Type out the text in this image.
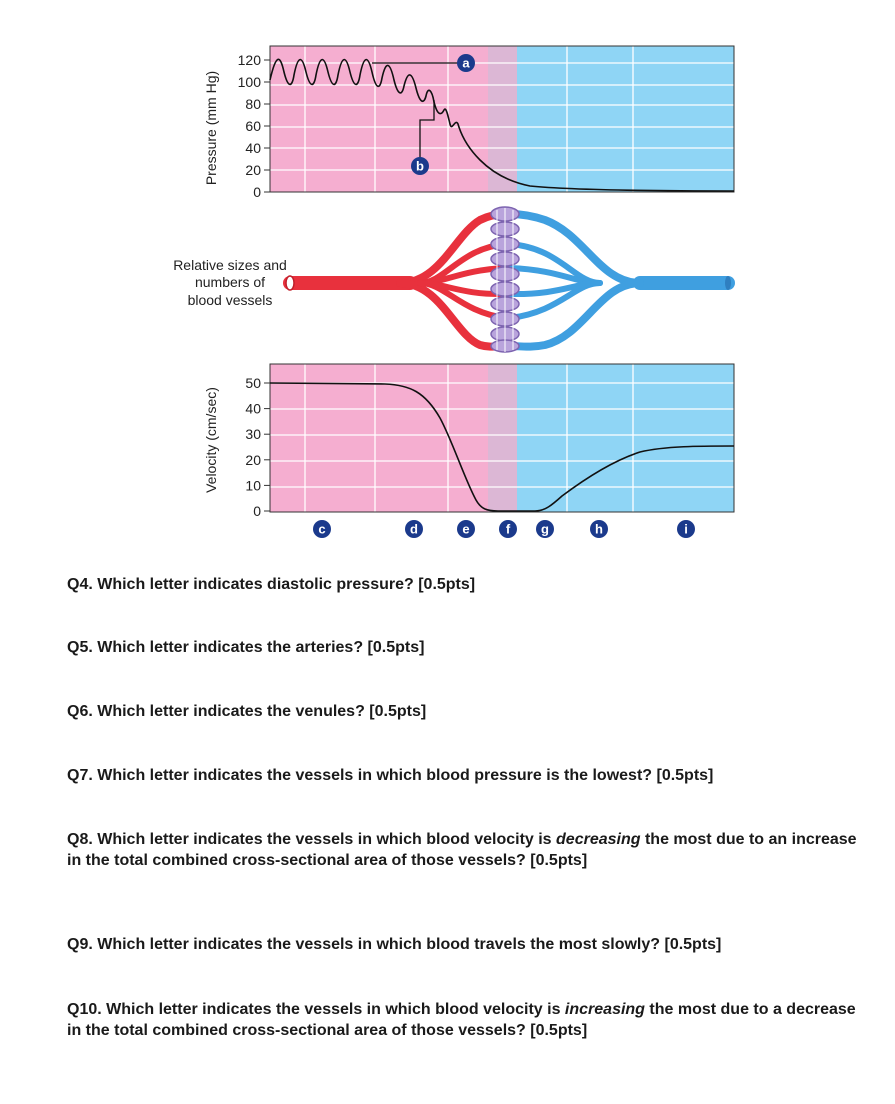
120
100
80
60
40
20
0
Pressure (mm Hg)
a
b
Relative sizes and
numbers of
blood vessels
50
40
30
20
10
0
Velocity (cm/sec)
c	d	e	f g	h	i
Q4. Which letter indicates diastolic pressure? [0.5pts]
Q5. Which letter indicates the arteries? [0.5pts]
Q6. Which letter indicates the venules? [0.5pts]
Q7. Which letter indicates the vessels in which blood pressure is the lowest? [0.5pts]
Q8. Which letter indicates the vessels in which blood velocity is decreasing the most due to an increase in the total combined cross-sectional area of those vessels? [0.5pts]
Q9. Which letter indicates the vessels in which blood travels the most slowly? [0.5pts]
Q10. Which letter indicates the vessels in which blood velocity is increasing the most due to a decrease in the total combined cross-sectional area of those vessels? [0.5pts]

==

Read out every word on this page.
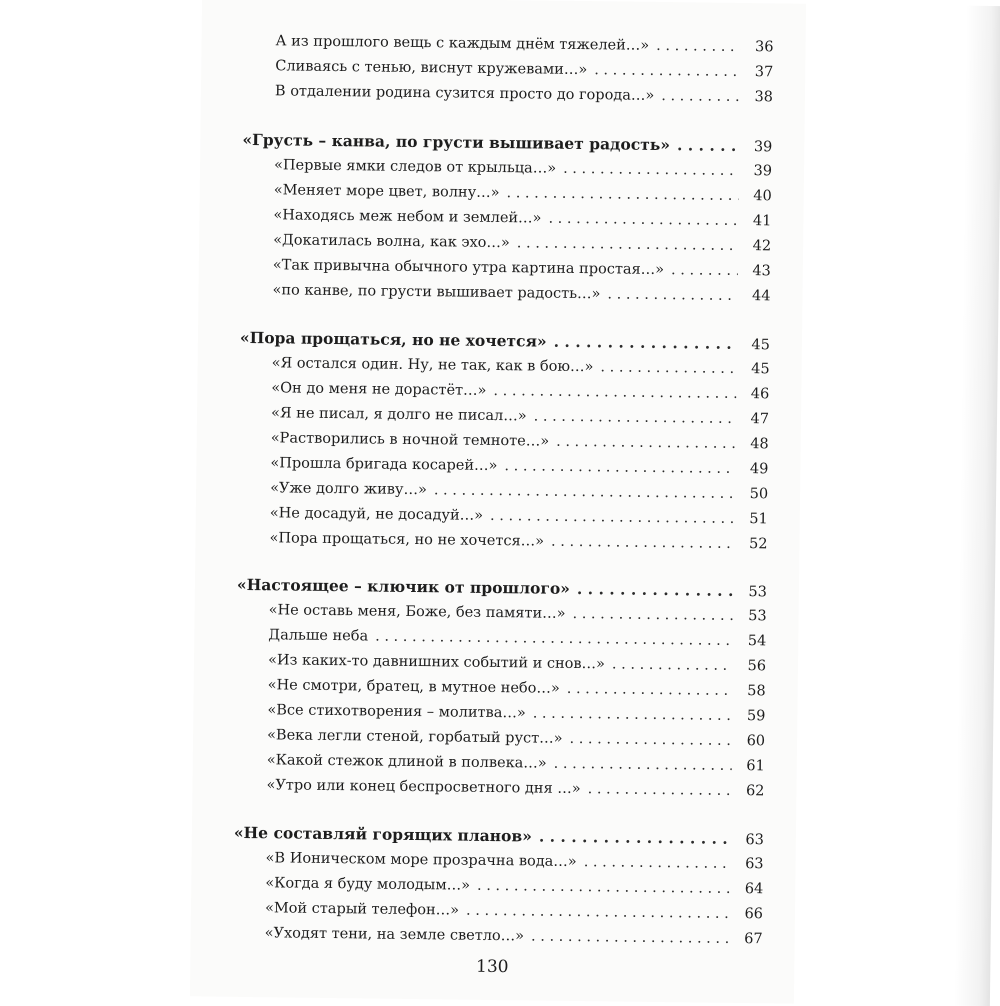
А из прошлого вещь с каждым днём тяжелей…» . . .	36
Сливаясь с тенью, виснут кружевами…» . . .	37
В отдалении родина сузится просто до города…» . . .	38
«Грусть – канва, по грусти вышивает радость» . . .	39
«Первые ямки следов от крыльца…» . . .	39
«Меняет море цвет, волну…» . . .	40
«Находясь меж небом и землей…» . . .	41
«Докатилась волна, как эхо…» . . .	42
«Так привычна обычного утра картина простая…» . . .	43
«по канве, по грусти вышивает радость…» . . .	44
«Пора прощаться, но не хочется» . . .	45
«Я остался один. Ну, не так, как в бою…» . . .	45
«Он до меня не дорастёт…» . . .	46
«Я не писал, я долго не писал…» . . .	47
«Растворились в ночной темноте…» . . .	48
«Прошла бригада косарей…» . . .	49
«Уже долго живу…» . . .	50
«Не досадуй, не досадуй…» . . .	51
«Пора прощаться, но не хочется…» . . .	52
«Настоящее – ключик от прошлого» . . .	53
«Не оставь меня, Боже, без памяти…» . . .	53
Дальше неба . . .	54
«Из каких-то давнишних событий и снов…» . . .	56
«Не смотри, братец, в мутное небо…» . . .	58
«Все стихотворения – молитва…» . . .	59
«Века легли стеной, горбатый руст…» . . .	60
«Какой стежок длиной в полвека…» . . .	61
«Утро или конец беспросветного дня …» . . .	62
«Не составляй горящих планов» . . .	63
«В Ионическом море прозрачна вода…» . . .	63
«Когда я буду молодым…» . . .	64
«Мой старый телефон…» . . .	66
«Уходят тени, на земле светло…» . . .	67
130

**Directive:**
Using the listing above, list every line in which the string "море" occurs.

**Task result:**
«Меняет море цвет, волну…» . . .	40
«В Ионическом море прозрачна вода…» . . .	63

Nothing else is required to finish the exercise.